- [Exercise description] Scanning the listing below, tally every line where the string "être" shows up, then state the count alone.

- [Input data]
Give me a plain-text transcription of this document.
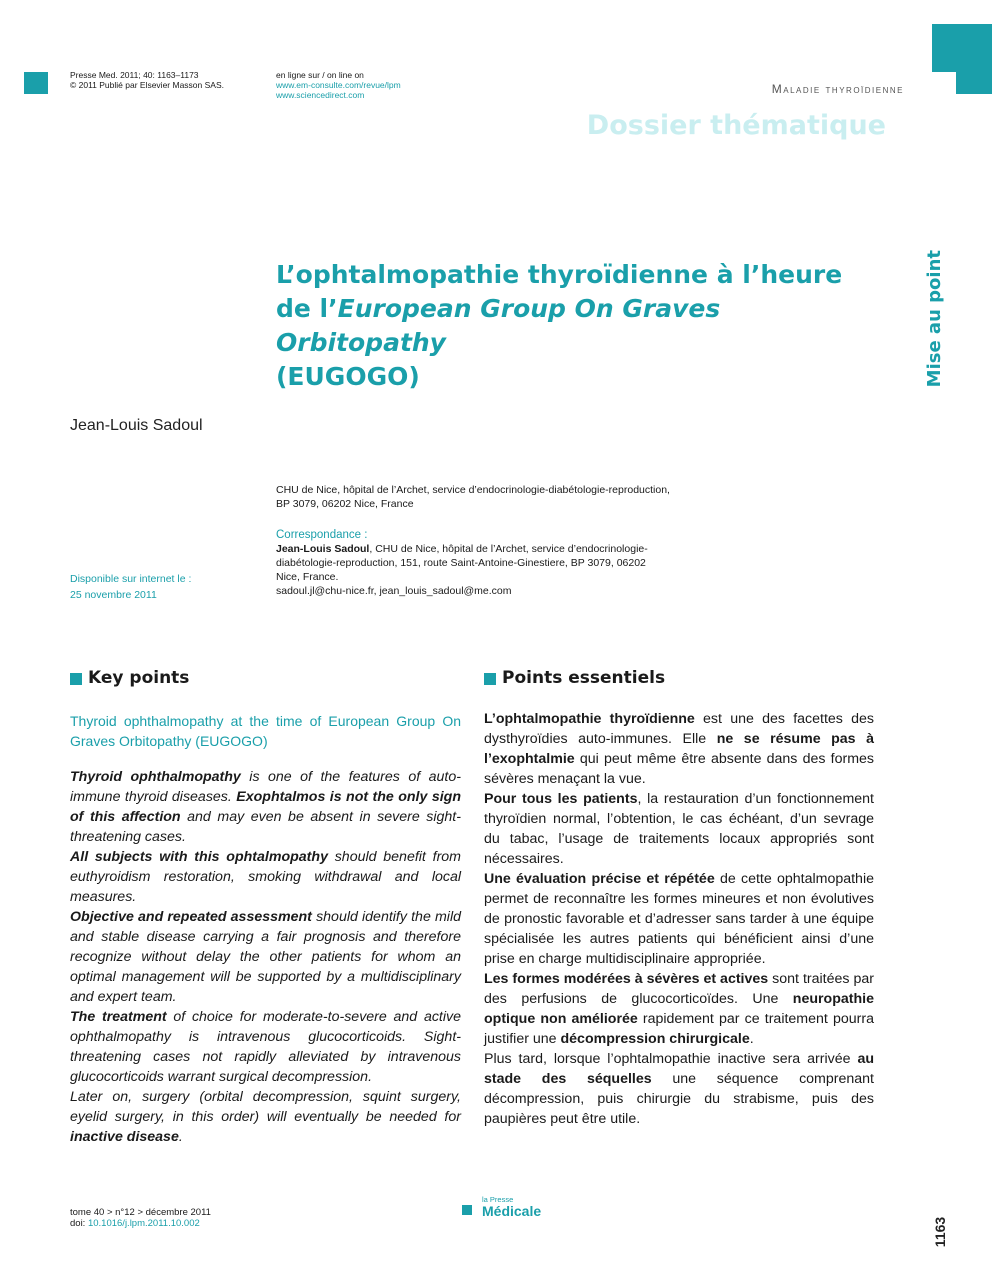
Presse Med. 2011; 40: 1163–1173
© 2011 Publié par Elsevier Masson SAS.
en ligne sur / on line on
www.em-consulte.com/revue/lpm
www.sciencedirect.com	Maladie thyroïdienne
Dossier thématique
Mise au point
L’ophtalmopathie thyroïdienne à l’heure de l’European Group On Graves Orbitopathy
(EUGOGO)
Jean-Louis Sadoul
CHU de Nice, hôpital de l’Archet, service d’endocrinologie-diabétologie-reproduction,
BP 3079, 06202 Nice, France
Correspondance :
Jean-Louis Sadoul, CHU de Nice, hôpital de l’Archet, service d’endocrinologie-
diabétologie-reproduction, 151, route Saint-Antoine-Ginestiere, BP 3079, 06202
Nice, France.
sadoul.jl@chu-nice.fr, jean_louis_sadoul@me.com
Disponible sur internet le :
25 novembre 2011
Key points
Thyroid ophthalmopathy at the time of European Group On Graves Orbitopathy (EUGOGO)

Thyroid ophthalmopathy is one of the features of auto-immune thyroid diseases. Exophtalmos is not the only sign of this affection and may even be absent in severe sight-threatening cases.

All subjects with this ophtalmopathy should benefit from euthyroidism restoration, smoking withdrawal and local measures.

Objective and repeated assessment should identify the mild and stable disease carrying a fair prognosis and therefore recognize without delay the other patients for whom an optimal management will be supported by a multidisciplinary and expert team.

The treatment of choice for moderate-to-severe and active ophthalmopathy is intravenous glucocorticoids. Sight-threatening cases not rapidly alleviated by intravenous glucocorticoids warrant surgical decompression.

Later on, surgery (orbital decompression, squint surgery, eyelid surgery, in this order) will eventually be needed for inactive disease.

Points essentiels

L’ophtalmopathie thyroïdienne est une des facettes des dysthyroïdies auto-immunes. Elle ne se résume pas à l’exophtalmie qui peut même être absente dans des formes sévères menaçant la vue.

Pour tous les patients, la restauration d’un fonctionnement thyroïdien normal, l’obtention, le cas échéant, d’un sevrage du tabac, l’usage de traitements locaux appropriés sont nécessaires.

Une évaluation précise et répétée de cette ophtalmopathie permet de reconnaître les formes mineures et non évolutives de pronostic favorable et d’adresser sans tarder à une équipe spécialisée les autres patients qui bénéficient ainsi d’une prise en charge multidisciplinaire appropriée.

Les formes modérées à sévères et actives sont traitées par des perfusions de glucocorticoïdes. Une neuropathie optique non améliorée rapidement par ce traitement pourra justifier une décompression chirurgicale.

Plus tard, lorsque l’ophtalmopathie inactive sera arrivée au stade des séquelles une séquence comprenant décompression, puis chirurgie du strabisme, puis des paupières peut être utile.

tome 40 > n°12 > décembre 2011
doi: 10.1016/j.lpm.2011.10.002
la Presse
Médicale
1163
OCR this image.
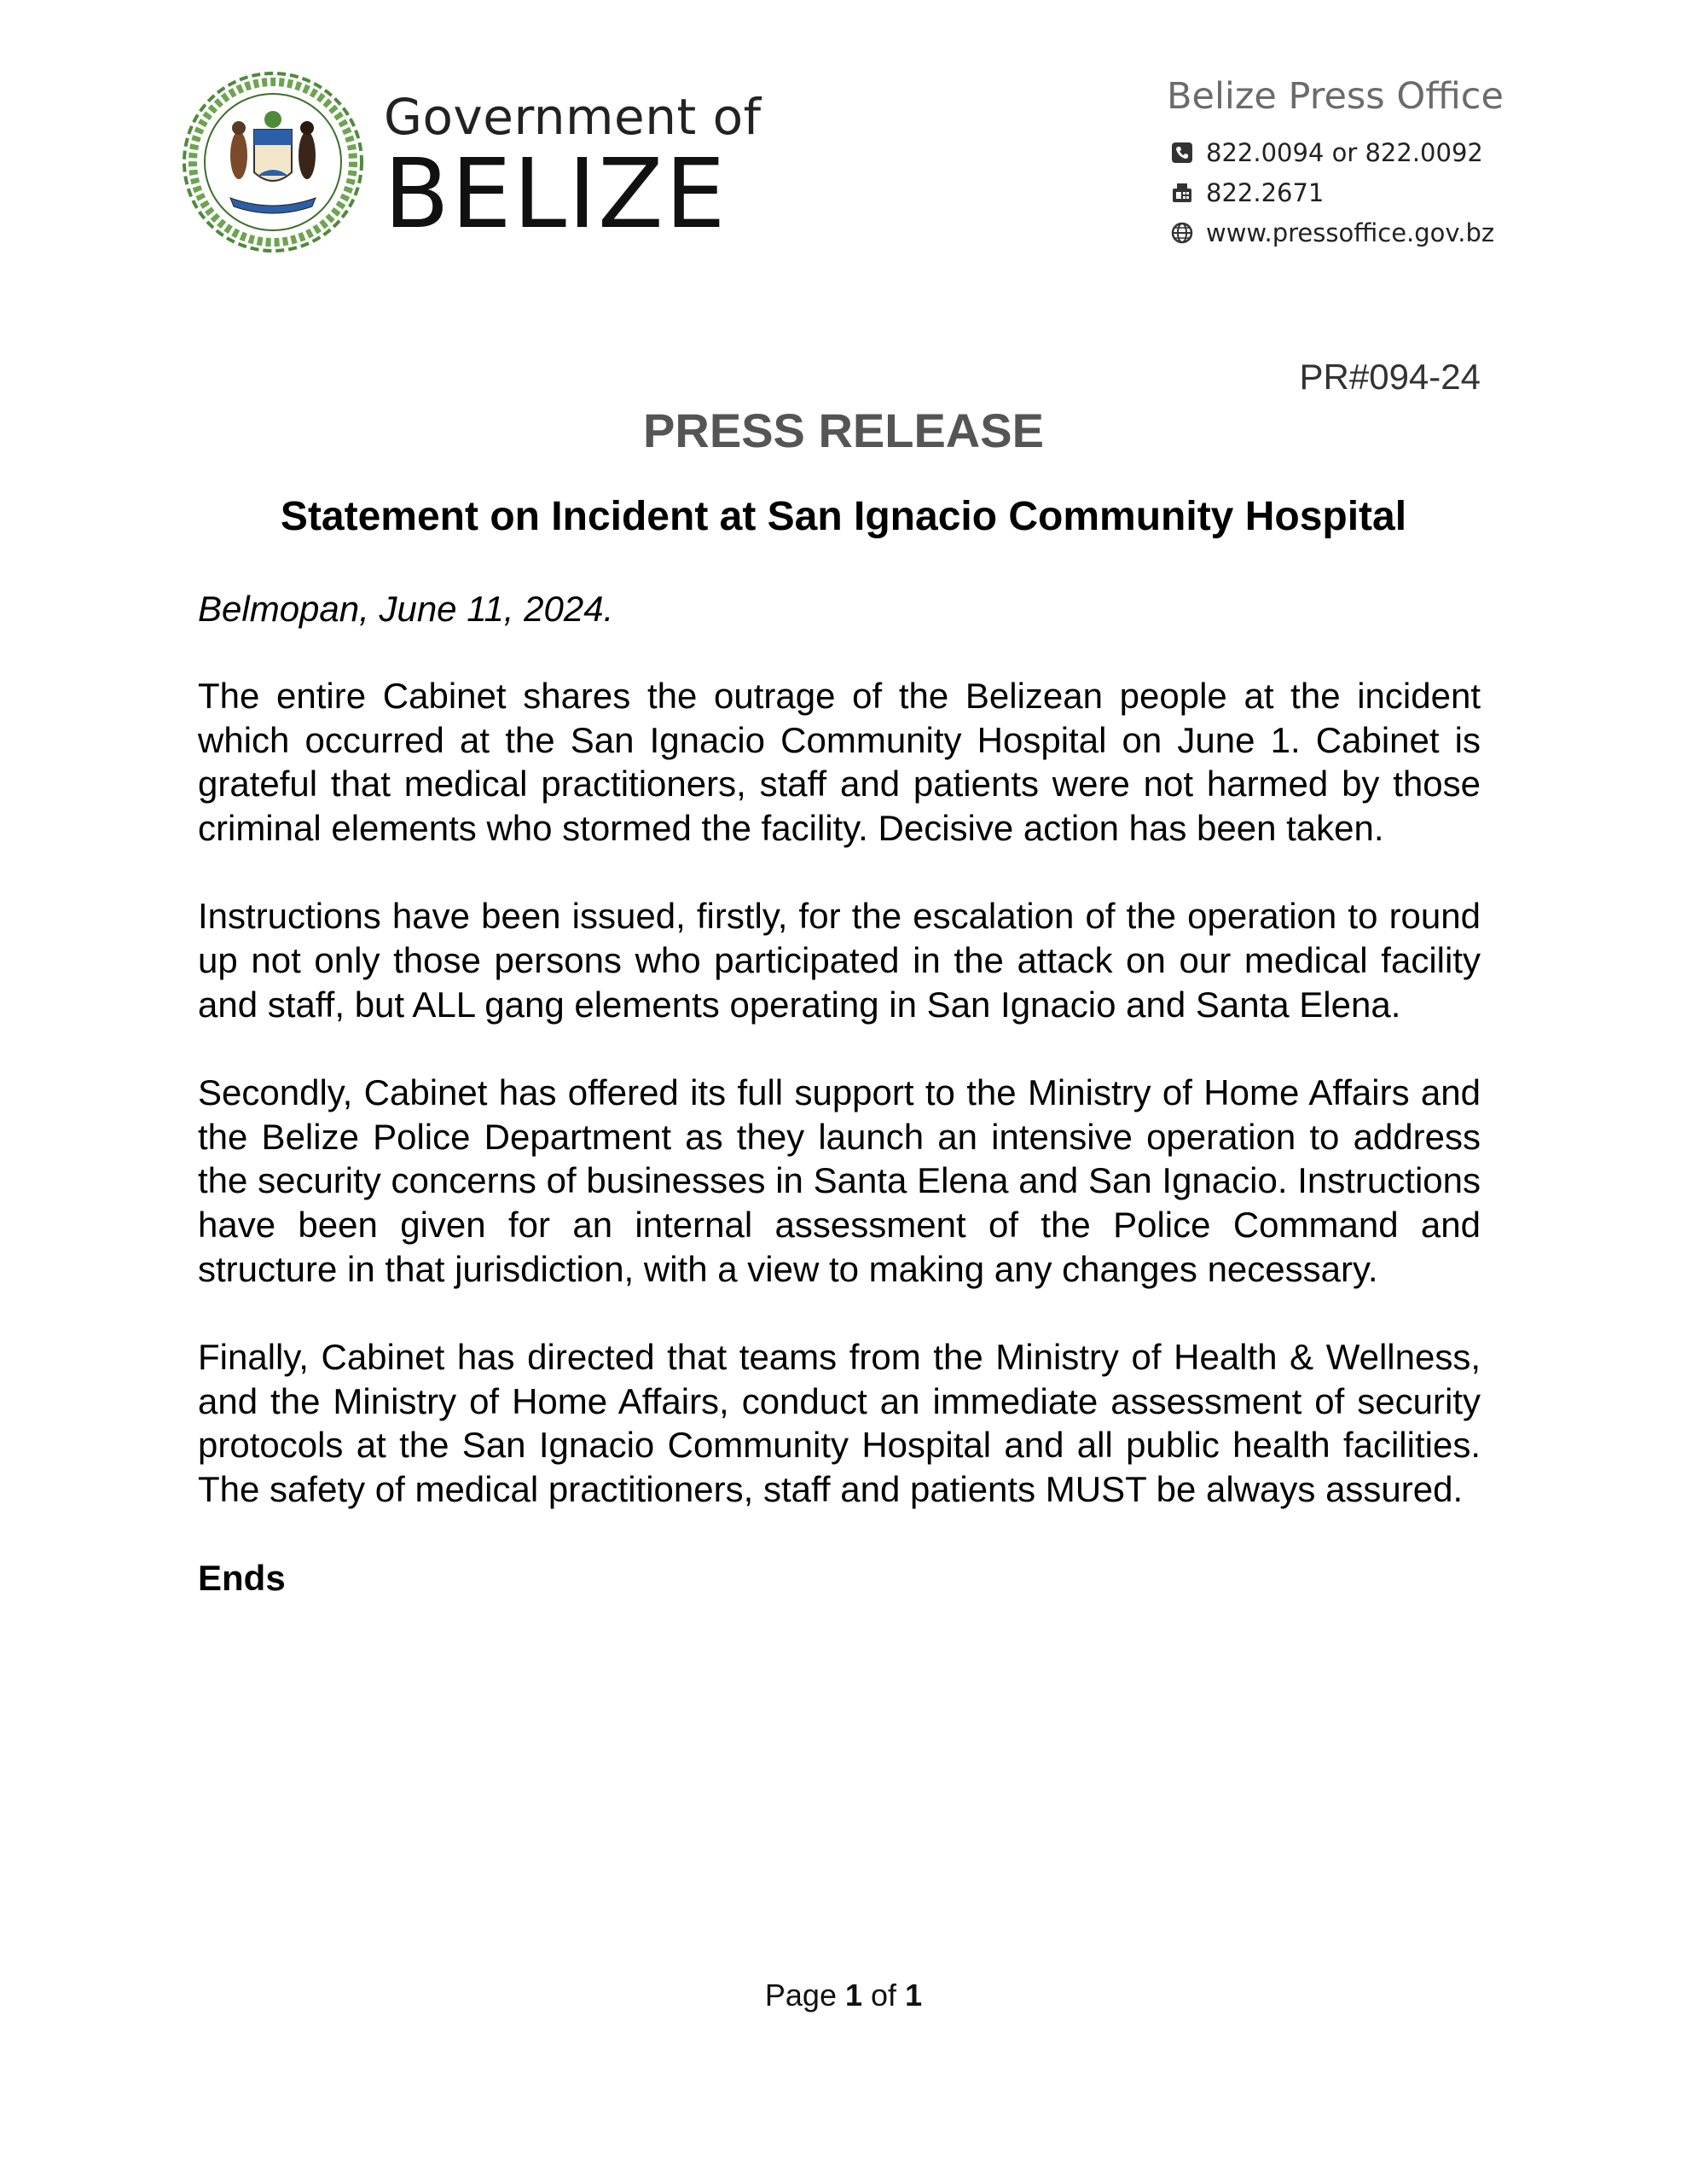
Government of
BELIZE
Belize Press Office
822.0094 or 822.0092
822.2671
www.pressoffice.gov.bz
PR#094-24
PRESS RELEASE
Statement on Incident at San Ignacio Community Hospital

Belmopan, June 11, 2024.

The entire Cabinet shares the outrage of the Belizean people at the incident which occurred at the San Ignacio Community Hospital on June 1. Cabinet is grateful that medical practitioners, staff and patients were not harmed by those criminal elements who stormed the facility. Decisive action has been taken.

Instructions have been issued, firstly, for the escalation of the operation to round up not only those persons who participated in the attack on our medical facility and staff, but ALL gang elements operating in San Ignacio and Santa Elena.

Secondly, Cabinet has offered its full support to the Ministry of Home Affairs and the Belize Police Department as they launch an intensive operation to address the security concerns of businesses in Santa Elena and San Ignacio. Instructions have been given for an internal assessment of the Police Command and structure in that jurisdiction, with a view to making any changes necessary.

Finally, Cabinet has directed that teams from the Ministry of Health & Wellness, and the Ministry of Home Affairs, conduct an immediate assessment of security protocols at the San Ignacio Community Hospital and all public health facilities. The safety of medical practitioners, staff and patients MUST be always assured.

Ends

Page 1 of 1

- [Result] 2